▶ _WRITTEN INSTRUCTION_:
Reproduce all of the data below without alteration; exclude every picture.

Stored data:

+ + + + + + +

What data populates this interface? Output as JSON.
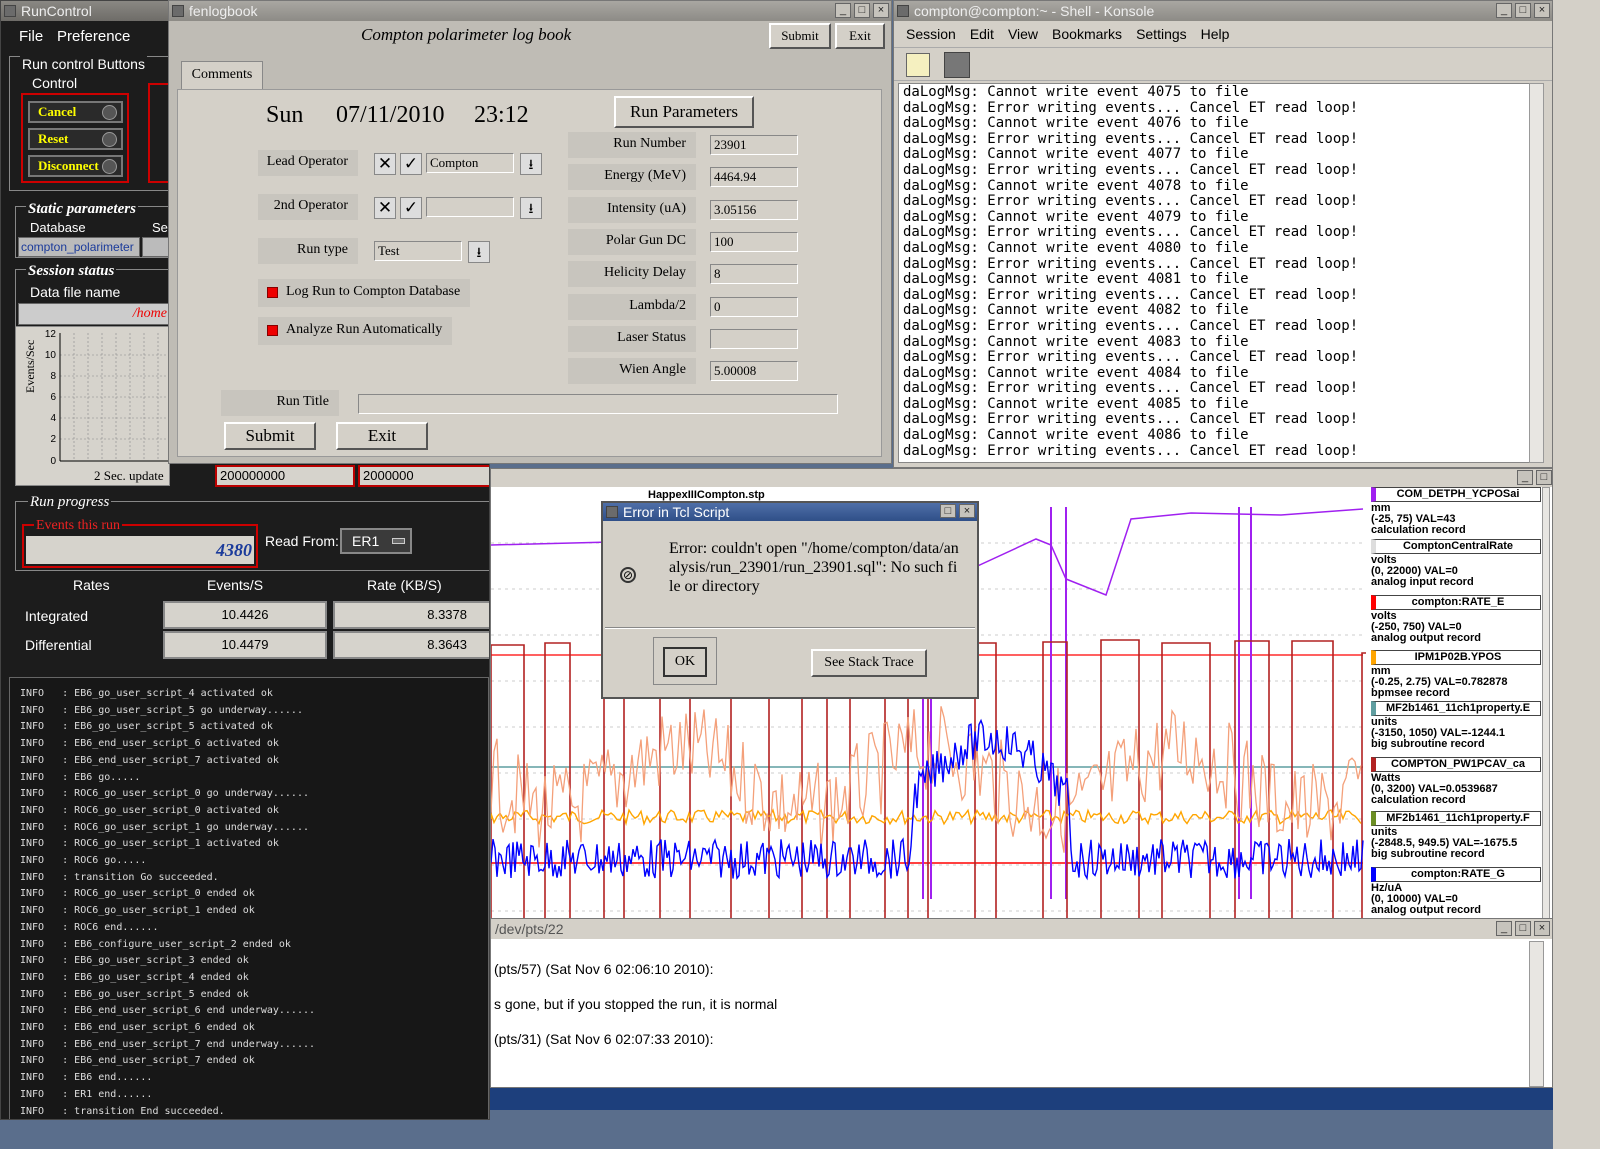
{
  "runcontrol": {
    "title": "RunControl",
    "menu": [
      "File",
      "Preference"
    ],
    "buttons_group": "Run control Buttons",
    "control_label": "Control",
    "cancel": "Cancel",
    "reset": "Reset",
    "disconnect": "Disconnect",
    "static_params": "Static parameters",
    "database_label": "Database",
    "database_value": "compton_polarimeter",
    "se_label": "Se",
    "session_status": "Session status",
    "data_file_label": "Data file name",
    "data_file_value": "/home",
    "plot_ylabel": "Events/Sec",
    "plot_yticks": [
      "12",
      "10",
      "8",
      "6",
      "4",
      "2",
      "0"
    ],
    "update_label": "2 Sec. update",
    "field1": "200000000",
    "field2": "2000000",
    "run_progress": "Run progress",
    "events_this_run": "Events this run",
    "events_value": "4380",
    "read_from_label": "Read From:",
    "read_from_value": "ER1",
    "rates_header": [
      "Rates",
      "Events/S",
      "Rate (KB/S)"
    ],
    "integrated_label": "Integrated",
    "integrated_events": "10.4426",
    "integrated_rate": "8.3378",
    "differential_label": "Differential",
    "differential_events": "10.4479",
    "differential_rate": "8.3643"
  },
  "log_lines": [
    "INFO   : EB6_go_user_script_4 activated ok",
    "INFO   : EB6_go_user_script_5 go underway......",
    "INFO   : EB6_go_user_script_5 activated ok",
    "INFO   : EB6_end_user_script_6 activated ok",
    "INFO   : EB6_end_user_script_7 activated ok",
    "INFO   : EB6 go.....",
    "INFO   : ROC6_go_user_script_0 go underway......",
    "INFO   : ROC6_go_user_script_0 activated ok",
    "INFO   : ROC6_go_user_script_1 go underway......",
    "INFO   : ROC6_go_user_script_1 activated ok",
    "INFO   : ROC6 go.....",
    "INFO   : transition Go succeeded.",
    "INFO   : ROC6_go_user_script_0 ended ok",
    "INFO   : ROC6_go_user_script_1 ended ok",
    "INFO   : ROC6 end......",
    "INFO   : EB6_configure_user_script_2 ended ok",
    "INFO   : EB6_go_user_script_3 ended ok",
    "INFO   : EB6_go_user_script_4 ended ok",
    "INFO   : EB6_go_user_script_5 ended ok",
    "INFO   : EB6_end_user_script_6 end underway......",
    "INFO   : EB6_end_user_script_6 ended ok",
    "INFO   : EB6_end_user_script_7 end underway......",
    "INFO   : EB6_end_user_script_7 ended ok",
    "INFO   : EB6 end......",
    "INFO   : ER1 end......",
    "INFO   : transition End succeeded."
  ],
  "logbook": {
    "title": "fenlogbook",
    "heading": "Compton polarimeter log book",
    "submit_top": "Submit",
    "exit_top": "Exit",
    "tab": "Comments",
    "day": "Sun",
    "date": "07/11/2010",
    "time": "23:12",
    "lead_operator_label": "Lead Operator",
    "lead_operator_value": "Compton",
    "second_operator_label": "2nd Operator",
    "second_operator_value": "",
    "run_type_label": "Run type",
    "run_type_value": "Test",
    "log_run_label": "Log Run to Compton Database",
    "analyze_label": "Analyze Run Automatically",
    "run_title_label": "Run Title",
    "run_title_value": "",
    "submit": "Submit",
    "exit": "Exit",
    "run_params_button": "Run Parameters",
    "params": [
      {
        "label": "Run Number",
        "value": "23901"
      },
      {
        "label": "Energy (MeV)",
        "value": "4464.94"
      },
      {
        "label": "Intensity (uA)",
        "value": "3.05156"
      },
      {
        "label": "Polar Gun DC",
        "value": "100"
      },
      {
        "label": "Helicity Delay",
        "value": "8"
      },
      {
        "label": "Lambda/2",
        "value": "0"
      },
      {
        "label": "Laser Status",
        "value": ""
      },
      {
        "label": "Wien Angle",
        "value": "5.00008"
      }
    ]
  },
  "konsole": {
    "title": "compton@compton:~ - Shell - Konsole",
    "menu": [
      "Session",
      "Edit",
      "View",
      "Bookmarks",
      "Settings",
      "Help"
    ],
    "lines": [
      "daLogMsg: Cannot write event 4075 to file",
      "daLogMsg: Error writing events... Cancel ET read loop!",
      "daLogMsg: Cannot write event 4076 to file",
      "daLogMsg: Error writing events... Cancel ET read loop!",
      "daLogMsg: Cannot write event 4077 to file",
      "daLogMsg: Error writing events... Cancel ET read loop!",
      "daLogMsg: Cannot write event 4078 to file",
      "daLogMsg: Error writing events... Cancel ET read loop!",
      "daLogMsg: Cannot write event 4079 to file",
      "daLogMsg: Error writing events... Cancel ET read loop!",
      "daLogMsg: Cannot write event 4080 to file",
      "daLogMsg: Error writing events... Cancel ET read loop!",
      "daLogMsg: Cannot write event 4081 to file",
      "daLogMsg: Error writing events... Cancel ET read loop!",
      "daLogMsg: Cannot write event 4082 to file",
      "daLogMsg: Error writing events... Cancel ET read loop!",
      "daLogMsg: Cannot write event 4083 to file",
      "daLogMsg: Error writing events... Cancel ET read loop!",
      "daLogMsg: Cannot write event 4084 to file",
      "daLogMsg: Error writing events... Cancel ET read loop!",
      "daLogMsg: Cannot write event 4085 to file",
      "daLogMsg: Error writing events... Cancel ET read loop!",
      "daLogMsg: Cannot write event 4086 to file",
      "daLogMsg: Error writing events... Cancel ET read loop!"
    ]
  },
  "stripchart": {
    "title": "HappexIIICompton.stp",
    "signals": [
      {
        "name": "COM_DETPH_YCPOSai",
        "unit": "mm",
        "range": "(-25, 75) VAL=43",
        "type": "calculation record",
        "color": "#a020f0"
      },
      {
        "name": "ComptonCentralRate",
        "unit": "volts",
        "range": "(0, 22000) VAL=0",
        "type": "analog input record",
        "color": "#ffffff"
      },
      {
        "name": "compton:RATE_E",
        "unit": "volts",
        "range": "(-250, 750) VAL=0",
        "type": "analog output record",
        "color": "#ff0000"
      },
      {
        "name": "IPM1P02B.YPOS",
        "unit": "mm",
        "range": "(-0.25, 2.75) VAL=0.782878",
        "type": "bpmsee record",
        "color": "#ffa500"
      },
      {
        "name": "MF2b1461_11ch1property.E",
        "unit": "units",
        "range": "(-3150, 1050) VAL=-1244.1",
        "type": "big subroutine record",
        "color": "#5f9ea0"
      },
      {
        "name": "COMPTON_PW1PCAV_ca",
        "unit": "Watts",
        "range": "(0, 3200) VAL=0.0539687",
        "type": "calculation record",
        "color": "#b22222"
      },
      {
        "name": "MF2b1461_11ch1property.F",
        "unit": "units",
        "range": "(-2848.5, 949.5) VAL=-1675.5",
        "type": "big subroutine record",
        "color": "#6b8e23"
      },
      {
        "name": "compton:RATE_G",
        "unit": "Hz/uA",
        "range": "(0, 10000) VAL=0",
        "type": "analog output record",
        "color": "#0000ff"
      }
    ]
  },
  "error_dialog": {
    "title": "Error in Tcl Script",
    "message": "Error: couldn't open \"/home/compton/data/analysis/run_23901/run_23901.sql\": No such file or directory",
    "ok": "OK",
    "stack_trace": "See Stack Trace"
  },
  "terminal": {
    "title": "/dev/pts/22",
    "lines": [
      "(pts/57) (Sat Nov  6 02:06:10 2010):",
      "s gone, but if you stopped the run, it is normal",
      "(pts/31) (Sat Nov  6 02:07:33 2010):"
    ]
  }
}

+ + + + + + +

▶ _RESPONSE TO THIS EXERCISE_:
What data populates this interface? Output as JSON.
{
  "runcontrol": {
    "title": "RunControl",
    "menu": [
      "File",
      "Preference"
    ],
    "buttons_group": "Run control Buttons",
    "control_label": "Control",
    "cancel": "Cancel",
    "reset": "Reset",
    "disconnect": "Disconnect",
    "static_params": "Static parameters",
    "database_label": "Database",
    "database_value": "compton_polarimeter",
    "se_label": "Se",
    "session_status": "Session status",
    "data_file_label": "Data file name",
    "data_file_value": "/home",
    "plot_ylabel": "Events/Sec",
    "plot_yticks": [
      "12",
      "10",
      "8",
      "6",
      "4",
      "2",
      "0"
    ],
    "update_label": "2 Sec. update",
    "field1": "200000000",
    "field2": "2000000",
    "run_progress": "Run progress",
    "events_this_run": "Events this run",
    "events_value": "4380",
    "read_from_label": "Read From:",
    "read_from_value": "ER1",
    "rates_header": [
      "Rates",
      "Events/S",
      "Rate (KB/S)"
    ],
    "integrated_label": "Integrated",
    "integrated_events": "10.4426",
    "integrated_rate": "8.3378",
    "differential_label": "Differential",
    "differential_events": "10.4479",
    "differential_rate": "8.3643"
  },
  "log_lines": [
    "INFO   : EB6_go_user_script_4 activated ok",
    "INFO   : EB6_go_user_script_5 go underway......",
    "INFO   : EB6_go_user_script_5 activated ok",
    "INFO   : EB6_end_user_script_6 activated ok",
    "INFO   : EB6_end_user_script_7 activated ok",
    "INFO   : EB6 go.....",
    "INFO   : ROC6_go_user_script_0 go underway......",
    "INFO   : ROC6_go_user_script_0 activated ok",
    "INFO   : ROC6_go_user_script_1 go underway......",
    "INFO   : ROC6_go_user_script_1 activated ok",
    "INFO   : ROC6 go.....",
    "INFO   : transition Go succeeded.",
    "INFO   : ROC6_go_user_script_0 ended ok",
    "INFO   : ROC6_go_user_script_1 ended ok",
    "INFO   : ROC6 end......",
    "INFO   : EB6_configure_user_script_2 ended ok",
    "INFO   : EB6_go_user_script_3 ended ok",
    "INFO   : EB6_go_user_script_4 ended ok",
    "INFO   : EB6_go_user_script_5 ended ok",
    "INFO   : EB6_end_user_script_6 end underway......",
    "INFO   : EB6_end_user_script_6 ended ok",
    "INFO   : EB6_end_user_script_7 end underway......",
    "INFO   : EB6_end_user_script_7 ended ok",
    "INFO   : EB6 end......",
    "INFO   : ER1 end......",
    "INFO   : transition End succeeded."
  ],
  "logbook": {
    "title": "fenlogbook",
    "heading": "Compton polarimeter log book",
    "submit_top": "Submit",
    "exit_top": "Exit",
    "tab": "Comments",
    "day": "Sun",
    "date": "07/11/2010",
    "time": "23:12",
    "lead_operator_label": "Lead Operator",
    "lead_operator_value": "Compton",
    "second_operator_label": "2nd Operator",
    "second_operator_value": "",
    "run_type_label": "Run type",
    "run_type_value": "Test",
    "log_run_label": "Log Run to Compton Database",
    "analyze_label": "Analyze Run Automatically",
    "run_title_label": "Run Title",
    "run_title_value": "",
    "submit": "Submit",
    "exit": "Exit",
    "run_params_button": "Run Parameters",
    "params": [
      {
        "label": "Run Number",
        "value": "23901"
      },
      {
        "label": "Energy (MeV)",
        "value": "4464.94"
      },
      {
        "label": "Intensity (uA)",
        "value": "3.05156"
      },
      {
        "label": "Polar Gun DC",
        "value": "100"
      },
      {
        "label": "Helicity Delay",
        "value": "8"
      },
      {
        "label": "Lambda/2",
        "value": "0"
      },
      {
        "label": "Laser Status",
        "value": ""
      },
      {
        "label": "Wien Angle",
        "value": "5.00008"
      }
    ]
  },
  "konsole": {
    "title": "compton@compton:~ - Shell - Konsole",
    "menu": [
      "Session",
      "Edit",
      "View",
      "Bookmarks",
      "Settings",
      "Help"
    ],
    "lines": [
      "daLogMsg: Cannot write event 4075 to file",
      "daLogMsg: Error writing events... Cancel ET read loop!",
      "daLogMsg: Cannot write event 4076 to file",
      "daLogMsg: Error writing events... Cancel ET read loop!",
      "daLogMsg: Cannot write event 4077 to file",
      "daLogMsg: Error writing events... Cancel ET read loop!",
      "daLogMsg: Cannot write event 4078 to file",
      "daLogMsg: Error writing events... Cancel ET read loop!",
      "daLogMsg: Cannot write event 4079 to file",
      "daLogMsg: Error writing events... Cancel ET read loop!",
      "daLogMsg: Cannot write event 4080 to file",
      "daLogMsg: Error writing events... Cancel ET read loop!",
      "daLogMsg: Cannot write event 4081 to file",
      "daLogMsg: Error writing events... Cancel ET read loop!",
      "daLogMsg: Cannot write event 4082 to file",
      "daLogMsg: Error writing events... Cancel ET read loop!",
      "daLogMsg: Cannot write event 4083 to file",
      "daLogMsg: Error writing events... Cancel ET read loop!",
      "daLogMsg: Cannot write event 4084 to file",
      "daLogMsg: Error writing events... Cancel ET read loop!",
      "daLogMsg: Cannot write event 4085 to file",
      "daLogMsg: Error writing events... Cancel ET read loop!",
      "daLogMsg: Cannot write event 4086 to file",
      "daLogMsg: Error writing events... Cancel ET read loop!"
    ]
  },
  "stripchart": {
    "title": "HappexIIICompton.stp",
    "signals": [
      {
        "name": "COM_DETPH_YCPOSai",
        "unit": "mm",
        "range": "(-25, 75) VAL=43",
        "type": "calculation record",
        "color": "#a020f0"
      },
      {
        "name": "ComptonCentralRate",
        "unit": "volts",
        "range": "(0, 22000) VAL=0",
        "type": "analog input record",
        "color": "#ffffff"
      },
      {
        "name": "compton:RATE_E",
        "unit": "volts",
        "range": "(-250, 750) VAL=0",
        "type": "analog output record",
        "color": "#ff0000"
      },
      {
        "name": "IPM1P02B.YPOS",
        "unit": "mm",
        "range": "(-0.25, 2.75) VAL=0.782878",
        "type": "bpmsee record",
        "color": "#ffa500"
      },
      {
        "name": "MF2b1461_11ch1property.E",
        "unit": "units",
        "range": "(-3150, 1050) VAL=-1244.1",
        "type": "big subroutine record",
        "color": "#5f9ea0"
      },
      {
        "name": "COMPTON_PW1PCAV_ca",
        "unit": "Watts",
        "range": "(0, 3200) VAL=0.0539687",
        "type": "calculation record",
        "color": "#b22222"
      },
      {
        "name": "MF2b1461_11ch1property.F",
        "unit": "units",
        "range": "(-2848.5, 949.5) VAL=-1675.5",
        "type": "big subroutine record",
        "color": "#6b8e23"
      },
      {
        "name": "compton:RATE_G",
        "unit": "Hz/uA",
        "range": "(0, 10000) VAL=0",
        "type": "analog output record",
        "color": "#0000ff"
      }
    ]
  },
  "error_dialog": {
    "title": "Error in Tcl Script",
    "message": "Error: couldn't open \"/home/compton/data/analysis/run_23901/run_23901.sql\": No such file or directory",
    "ok": "OK",
    "stack_trace": "See Stack Trace"
  },
  "terminal": {
    "title": "/dev/pts/22",
    "lines": [
      "(pts/57) (Sat Nov  6 02:06:10 2010):",
      "s gone, but if you stopped the run, it is normal",
      "(pts/31) (Sat Nov  6 02:07:33 2010):"
    ]
  }
}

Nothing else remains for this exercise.